■ **Task objective**
Find the string "buttons" in the entries and copy each line that has it.

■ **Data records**
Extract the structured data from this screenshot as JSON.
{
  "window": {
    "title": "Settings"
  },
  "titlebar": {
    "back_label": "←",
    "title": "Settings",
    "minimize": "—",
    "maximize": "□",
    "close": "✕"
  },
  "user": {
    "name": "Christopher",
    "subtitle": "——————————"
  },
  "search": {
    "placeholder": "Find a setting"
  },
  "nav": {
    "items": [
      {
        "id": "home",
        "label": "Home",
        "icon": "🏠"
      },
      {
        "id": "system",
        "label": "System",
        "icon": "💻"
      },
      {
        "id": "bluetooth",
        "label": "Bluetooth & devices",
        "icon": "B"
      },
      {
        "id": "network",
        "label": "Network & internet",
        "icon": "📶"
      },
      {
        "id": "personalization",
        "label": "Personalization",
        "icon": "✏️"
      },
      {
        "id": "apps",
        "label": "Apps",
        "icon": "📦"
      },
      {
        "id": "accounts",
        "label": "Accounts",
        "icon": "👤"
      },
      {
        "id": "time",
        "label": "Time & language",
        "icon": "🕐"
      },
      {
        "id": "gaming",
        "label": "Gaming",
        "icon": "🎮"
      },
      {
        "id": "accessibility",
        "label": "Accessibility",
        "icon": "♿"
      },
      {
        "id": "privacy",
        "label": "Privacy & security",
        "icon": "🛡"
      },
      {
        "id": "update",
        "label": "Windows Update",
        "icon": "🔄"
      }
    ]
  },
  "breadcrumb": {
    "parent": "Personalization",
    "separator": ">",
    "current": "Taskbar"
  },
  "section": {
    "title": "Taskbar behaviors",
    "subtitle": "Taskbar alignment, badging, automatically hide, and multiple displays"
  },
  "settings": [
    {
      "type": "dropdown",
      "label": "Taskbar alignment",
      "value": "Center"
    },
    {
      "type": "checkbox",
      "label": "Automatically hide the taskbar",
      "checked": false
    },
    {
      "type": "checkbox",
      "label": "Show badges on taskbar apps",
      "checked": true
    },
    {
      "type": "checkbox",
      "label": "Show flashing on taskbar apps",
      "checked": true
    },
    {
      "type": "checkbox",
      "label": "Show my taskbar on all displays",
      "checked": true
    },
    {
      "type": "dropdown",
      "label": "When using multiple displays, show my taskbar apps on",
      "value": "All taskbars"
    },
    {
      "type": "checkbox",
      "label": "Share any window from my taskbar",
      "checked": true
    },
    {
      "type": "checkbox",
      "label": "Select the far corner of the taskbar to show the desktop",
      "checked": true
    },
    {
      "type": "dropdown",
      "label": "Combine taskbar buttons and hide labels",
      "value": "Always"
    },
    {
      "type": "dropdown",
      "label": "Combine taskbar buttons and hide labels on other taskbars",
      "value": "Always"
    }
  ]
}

--

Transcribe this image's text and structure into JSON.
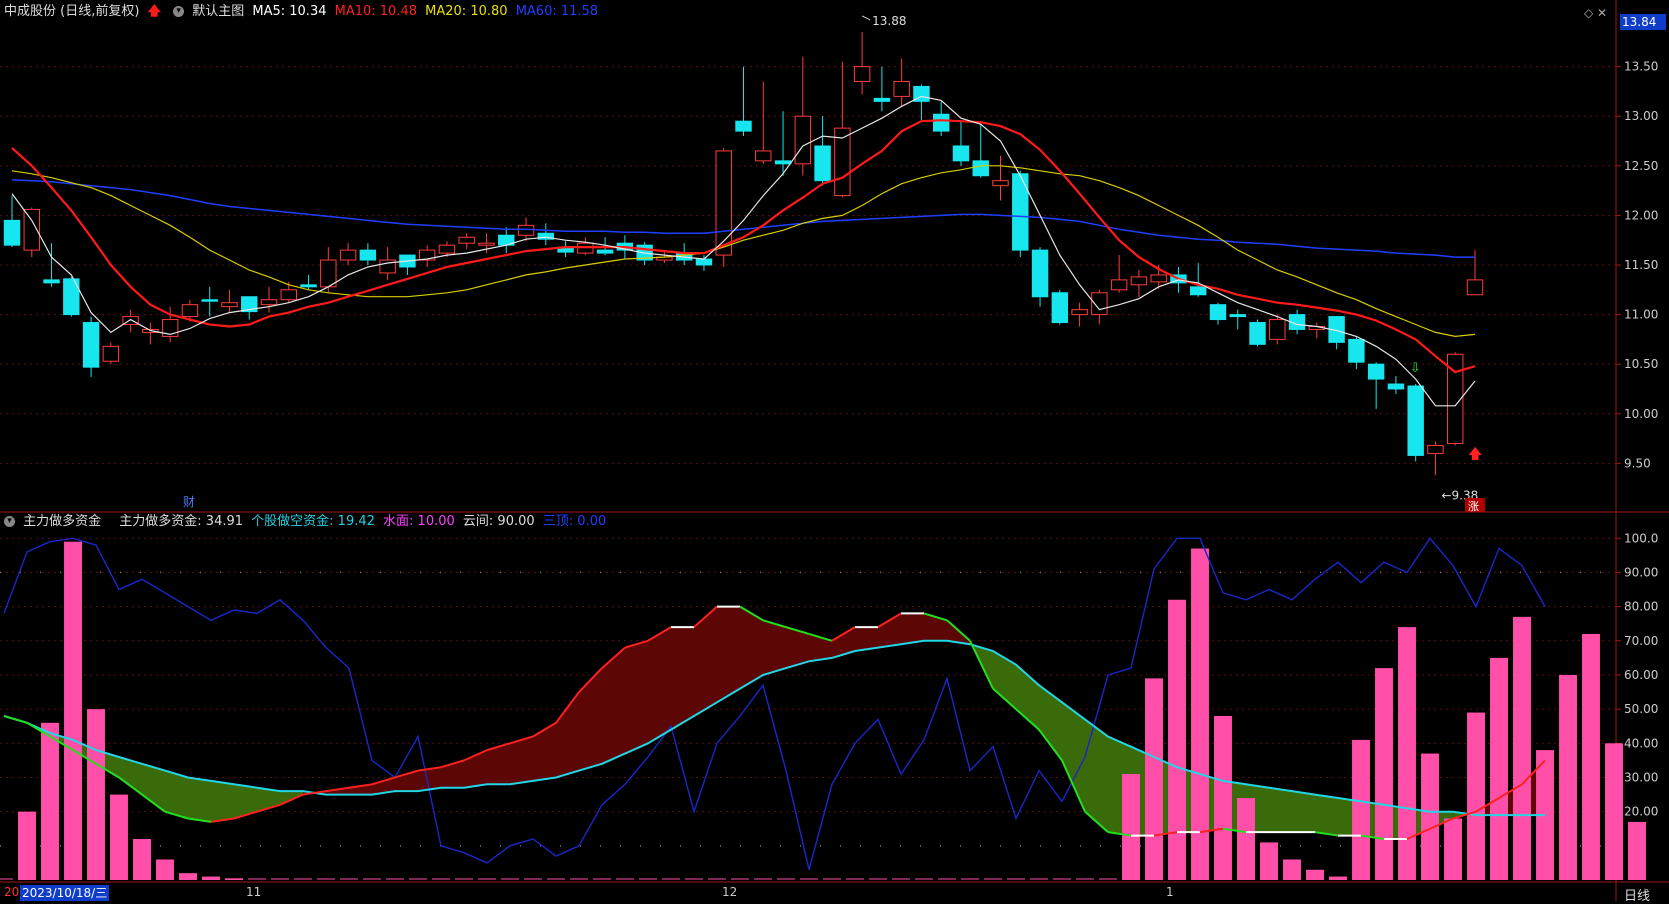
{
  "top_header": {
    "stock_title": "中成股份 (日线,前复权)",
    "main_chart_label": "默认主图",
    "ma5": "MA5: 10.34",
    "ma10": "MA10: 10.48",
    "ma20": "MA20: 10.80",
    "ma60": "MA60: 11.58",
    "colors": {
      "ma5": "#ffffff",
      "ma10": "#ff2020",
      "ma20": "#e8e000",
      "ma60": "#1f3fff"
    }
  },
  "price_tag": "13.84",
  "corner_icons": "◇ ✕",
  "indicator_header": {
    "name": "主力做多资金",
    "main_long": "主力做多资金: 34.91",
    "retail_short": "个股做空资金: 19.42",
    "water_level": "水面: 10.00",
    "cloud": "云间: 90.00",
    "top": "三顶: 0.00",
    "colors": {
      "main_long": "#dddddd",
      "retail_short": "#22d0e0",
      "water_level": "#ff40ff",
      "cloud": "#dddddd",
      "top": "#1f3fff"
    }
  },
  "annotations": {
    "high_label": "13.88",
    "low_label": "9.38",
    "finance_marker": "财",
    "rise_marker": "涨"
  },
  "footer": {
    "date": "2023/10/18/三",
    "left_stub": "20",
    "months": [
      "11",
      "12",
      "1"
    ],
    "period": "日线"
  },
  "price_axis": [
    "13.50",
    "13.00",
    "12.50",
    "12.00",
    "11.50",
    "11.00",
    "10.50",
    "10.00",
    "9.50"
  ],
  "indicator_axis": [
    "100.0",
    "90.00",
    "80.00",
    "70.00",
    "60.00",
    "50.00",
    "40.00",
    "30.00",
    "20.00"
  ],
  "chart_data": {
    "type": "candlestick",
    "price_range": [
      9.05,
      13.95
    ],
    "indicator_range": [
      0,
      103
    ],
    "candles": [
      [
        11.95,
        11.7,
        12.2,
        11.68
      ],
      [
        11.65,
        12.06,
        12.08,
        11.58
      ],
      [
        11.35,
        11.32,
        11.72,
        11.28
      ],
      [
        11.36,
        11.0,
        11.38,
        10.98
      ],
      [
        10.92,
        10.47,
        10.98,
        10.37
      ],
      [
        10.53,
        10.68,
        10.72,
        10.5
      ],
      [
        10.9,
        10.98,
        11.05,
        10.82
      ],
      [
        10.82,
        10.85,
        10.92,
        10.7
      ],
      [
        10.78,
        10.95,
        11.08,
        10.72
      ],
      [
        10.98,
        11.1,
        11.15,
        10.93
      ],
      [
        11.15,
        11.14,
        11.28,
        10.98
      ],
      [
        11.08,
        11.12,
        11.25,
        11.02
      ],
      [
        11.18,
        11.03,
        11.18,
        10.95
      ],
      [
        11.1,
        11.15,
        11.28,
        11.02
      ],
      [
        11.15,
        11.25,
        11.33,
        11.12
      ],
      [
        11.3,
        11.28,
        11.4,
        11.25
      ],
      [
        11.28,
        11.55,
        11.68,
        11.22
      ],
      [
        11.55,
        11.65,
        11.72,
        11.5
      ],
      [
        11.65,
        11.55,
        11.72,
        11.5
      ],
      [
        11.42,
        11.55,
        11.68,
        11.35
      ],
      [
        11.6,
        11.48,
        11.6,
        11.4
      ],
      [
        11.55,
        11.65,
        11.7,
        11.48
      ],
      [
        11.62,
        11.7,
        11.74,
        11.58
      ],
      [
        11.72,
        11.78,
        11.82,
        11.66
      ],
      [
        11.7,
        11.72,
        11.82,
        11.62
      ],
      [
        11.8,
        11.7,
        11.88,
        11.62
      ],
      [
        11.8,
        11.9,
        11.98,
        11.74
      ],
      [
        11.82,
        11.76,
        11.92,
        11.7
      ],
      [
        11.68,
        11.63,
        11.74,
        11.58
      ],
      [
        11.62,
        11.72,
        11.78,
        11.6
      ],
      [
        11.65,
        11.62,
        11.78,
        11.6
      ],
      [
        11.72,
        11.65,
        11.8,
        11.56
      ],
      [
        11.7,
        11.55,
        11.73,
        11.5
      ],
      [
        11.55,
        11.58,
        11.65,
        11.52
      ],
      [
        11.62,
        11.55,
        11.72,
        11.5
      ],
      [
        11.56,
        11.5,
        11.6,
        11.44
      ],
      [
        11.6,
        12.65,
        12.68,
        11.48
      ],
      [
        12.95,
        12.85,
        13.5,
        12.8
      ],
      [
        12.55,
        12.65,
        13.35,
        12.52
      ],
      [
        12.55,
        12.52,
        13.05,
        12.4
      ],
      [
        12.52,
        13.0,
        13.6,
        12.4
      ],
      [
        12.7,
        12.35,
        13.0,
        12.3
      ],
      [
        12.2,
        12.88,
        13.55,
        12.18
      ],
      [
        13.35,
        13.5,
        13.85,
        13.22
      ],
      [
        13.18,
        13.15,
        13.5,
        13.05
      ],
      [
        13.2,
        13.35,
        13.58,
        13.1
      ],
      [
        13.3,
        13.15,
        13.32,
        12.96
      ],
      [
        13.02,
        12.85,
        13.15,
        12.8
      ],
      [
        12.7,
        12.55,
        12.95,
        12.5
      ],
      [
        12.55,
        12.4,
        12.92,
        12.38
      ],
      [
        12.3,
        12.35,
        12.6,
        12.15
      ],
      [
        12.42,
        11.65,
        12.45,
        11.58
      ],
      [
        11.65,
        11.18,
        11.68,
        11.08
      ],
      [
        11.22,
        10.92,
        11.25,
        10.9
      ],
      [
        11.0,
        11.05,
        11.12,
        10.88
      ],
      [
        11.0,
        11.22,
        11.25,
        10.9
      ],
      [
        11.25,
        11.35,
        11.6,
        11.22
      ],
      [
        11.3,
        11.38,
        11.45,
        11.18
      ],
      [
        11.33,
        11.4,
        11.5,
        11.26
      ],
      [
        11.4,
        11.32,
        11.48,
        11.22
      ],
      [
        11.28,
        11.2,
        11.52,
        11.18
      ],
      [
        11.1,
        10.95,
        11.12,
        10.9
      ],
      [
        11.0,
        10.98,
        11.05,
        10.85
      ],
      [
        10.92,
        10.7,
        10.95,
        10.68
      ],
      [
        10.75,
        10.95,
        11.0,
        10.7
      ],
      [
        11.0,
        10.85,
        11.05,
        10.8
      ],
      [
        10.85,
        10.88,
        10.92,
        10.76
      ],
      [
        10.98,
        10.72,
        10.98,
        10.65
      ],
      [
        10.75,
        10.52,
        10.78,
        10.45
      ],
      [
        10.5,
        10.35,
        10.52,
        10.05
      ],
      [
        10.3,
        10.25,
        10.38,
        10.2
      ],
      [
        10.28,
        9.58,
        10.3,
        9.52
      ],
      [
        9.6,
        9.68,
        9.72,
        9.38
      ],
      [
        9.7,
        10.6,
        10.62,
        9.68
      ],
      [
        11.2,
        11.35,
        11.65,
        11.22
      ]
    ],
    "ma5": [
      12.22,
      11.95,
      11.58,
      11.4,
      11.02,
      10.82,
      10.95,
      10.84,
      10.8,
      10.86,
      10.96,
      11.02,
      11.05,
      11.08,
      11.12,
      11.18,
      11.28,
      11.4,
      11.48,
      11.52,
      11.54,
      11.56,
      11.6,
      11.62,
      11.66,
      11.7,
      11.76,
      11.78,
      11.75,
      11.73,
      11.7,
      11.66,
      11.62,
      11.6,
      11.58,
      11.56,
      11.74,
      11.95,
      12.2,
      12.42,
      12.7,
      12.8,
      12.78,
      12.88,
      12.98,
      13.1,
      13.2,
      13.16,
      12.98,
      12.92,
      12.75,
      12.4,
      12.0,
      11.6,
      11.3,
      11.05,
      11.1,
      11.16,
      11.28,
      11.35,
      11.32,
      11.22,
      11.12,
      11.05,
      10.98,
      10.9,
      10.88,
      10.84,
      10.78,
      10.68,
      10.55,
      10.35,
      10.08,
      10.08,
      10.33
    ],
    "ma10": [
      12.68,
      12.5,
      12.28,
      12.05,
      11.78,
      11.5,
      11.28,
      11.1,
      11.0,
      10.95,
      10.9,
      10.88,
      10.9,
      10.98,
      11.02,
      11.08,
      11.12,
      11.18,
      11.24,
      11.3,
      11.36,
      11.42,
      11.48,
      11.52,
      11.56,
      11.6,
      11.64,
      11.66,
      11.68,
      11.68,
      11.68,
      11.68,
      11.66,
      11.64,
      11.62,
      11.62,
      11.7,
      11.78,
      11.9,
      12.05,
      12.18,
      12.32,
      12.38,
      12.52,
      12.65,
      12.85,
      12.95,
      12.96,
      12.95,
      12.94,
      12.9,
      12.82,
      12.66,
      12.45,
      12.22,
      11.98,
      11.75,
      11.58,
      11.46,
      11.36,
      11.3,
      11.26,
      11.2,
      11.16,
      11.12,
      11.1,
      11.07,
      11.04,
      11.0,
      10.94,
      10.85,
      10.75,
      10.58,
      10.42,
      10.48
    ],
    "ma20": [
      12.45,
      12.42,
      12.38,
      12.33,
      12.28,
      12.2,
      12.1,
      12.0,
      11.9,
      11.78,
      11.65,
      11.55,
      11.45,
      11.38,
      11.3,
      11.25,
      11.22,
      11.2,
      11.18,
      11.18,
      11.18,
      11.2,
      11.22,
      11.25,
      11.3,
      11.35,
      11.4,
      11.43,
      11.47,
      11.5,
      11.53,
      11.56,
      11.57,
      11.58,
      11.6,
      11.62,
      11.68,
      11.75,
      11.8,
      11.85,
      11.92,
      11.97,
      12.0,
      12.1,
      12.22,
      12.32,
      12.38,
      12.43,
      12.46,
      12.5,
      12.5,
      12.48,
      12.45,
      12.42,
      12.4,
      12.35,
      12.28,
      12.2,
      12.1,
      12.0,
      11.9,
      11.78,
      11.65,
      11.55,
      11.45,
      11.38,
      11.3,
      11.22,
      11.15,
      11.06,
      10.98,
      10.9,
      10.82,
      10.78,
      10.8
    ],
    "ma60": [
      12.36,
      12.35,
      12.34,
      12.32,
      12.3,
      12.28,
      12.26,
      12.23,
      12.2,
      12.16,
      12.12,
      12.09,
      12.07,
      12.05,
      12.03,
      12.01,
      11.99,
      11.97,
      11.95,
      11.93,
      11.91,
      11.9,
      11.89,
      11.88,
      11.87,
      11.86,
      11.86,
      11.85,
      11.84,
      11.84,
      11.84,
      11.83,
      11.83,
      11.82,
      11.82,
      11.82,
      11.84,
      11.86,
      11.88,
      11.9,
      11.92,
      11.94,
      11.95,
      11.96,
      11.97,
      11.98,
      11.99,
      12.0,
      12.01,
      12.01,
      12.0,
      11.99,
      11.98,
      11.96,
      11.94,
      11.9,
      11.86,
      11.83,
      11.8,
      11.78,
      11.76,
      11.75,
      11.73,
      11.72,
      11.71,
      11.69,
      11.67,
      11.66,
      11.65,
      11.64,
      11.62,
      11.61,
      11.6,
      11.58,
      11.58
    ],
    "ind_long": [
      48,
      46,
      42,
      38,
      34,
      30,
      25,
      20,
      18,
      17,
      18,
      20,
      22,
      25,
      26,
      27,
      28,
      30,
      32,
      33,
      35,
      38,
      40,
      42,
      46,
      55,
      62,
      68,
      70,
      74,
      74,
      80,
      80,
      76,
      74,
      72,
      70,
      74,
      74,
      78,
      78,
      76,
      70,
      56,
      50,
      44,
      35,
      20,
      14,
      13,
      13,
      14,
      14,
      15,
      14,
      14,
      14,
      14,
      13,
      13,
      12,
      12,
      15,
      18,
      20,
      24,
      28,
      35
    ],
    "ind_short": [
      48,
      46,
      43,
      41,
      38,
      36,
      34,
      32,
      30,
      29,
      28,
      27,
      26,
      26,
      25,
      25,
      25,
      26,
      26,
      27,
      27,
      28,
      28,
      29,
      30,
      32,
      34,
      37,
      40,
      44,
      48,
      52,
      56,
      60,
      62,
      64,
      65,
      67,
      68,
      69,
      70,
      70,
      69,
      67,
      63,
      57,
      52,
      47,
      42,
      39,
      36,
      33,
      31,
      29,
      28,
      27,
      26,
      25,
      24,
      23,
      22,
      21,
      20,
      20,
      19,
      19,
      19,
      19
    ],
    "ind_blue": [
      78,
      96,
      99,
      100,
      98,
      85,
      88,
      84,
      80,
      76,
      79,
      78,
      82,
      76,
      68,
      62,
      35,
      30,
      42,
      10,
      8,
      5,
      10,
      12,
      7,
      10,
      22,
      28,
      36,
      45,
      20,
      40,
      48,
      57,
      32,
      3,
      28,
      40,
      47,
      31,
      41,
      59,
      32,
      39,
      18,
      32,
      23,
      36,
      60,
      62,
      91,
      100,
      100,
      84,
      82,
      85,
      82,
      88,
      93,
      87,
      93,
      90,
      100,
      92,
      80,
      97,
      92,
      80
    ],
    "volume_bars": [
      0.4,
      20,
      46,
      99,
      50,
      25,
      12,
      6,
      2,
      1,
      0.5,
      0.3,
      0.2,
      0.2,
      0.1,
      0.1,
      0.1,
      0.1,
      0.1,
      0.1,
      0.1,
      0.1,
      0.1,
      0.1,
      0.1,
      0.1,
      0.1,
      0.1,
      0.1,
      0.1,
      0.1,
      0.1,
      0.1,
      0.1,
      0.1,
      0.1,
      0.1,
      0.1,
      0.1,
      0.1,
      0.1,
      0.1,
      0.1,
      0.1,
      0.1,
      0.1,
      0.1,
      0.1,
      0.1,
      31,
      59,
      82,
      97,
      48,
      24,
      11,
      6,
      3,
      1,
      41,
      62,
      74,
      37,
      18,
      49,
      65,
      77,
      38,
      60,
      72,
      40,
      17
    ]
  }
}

■ **Exercise answer**
      "label": "Combine taskbar buttons and hide labels",
      "label": "Combine taskbar buttons and hide labels on other taskbars",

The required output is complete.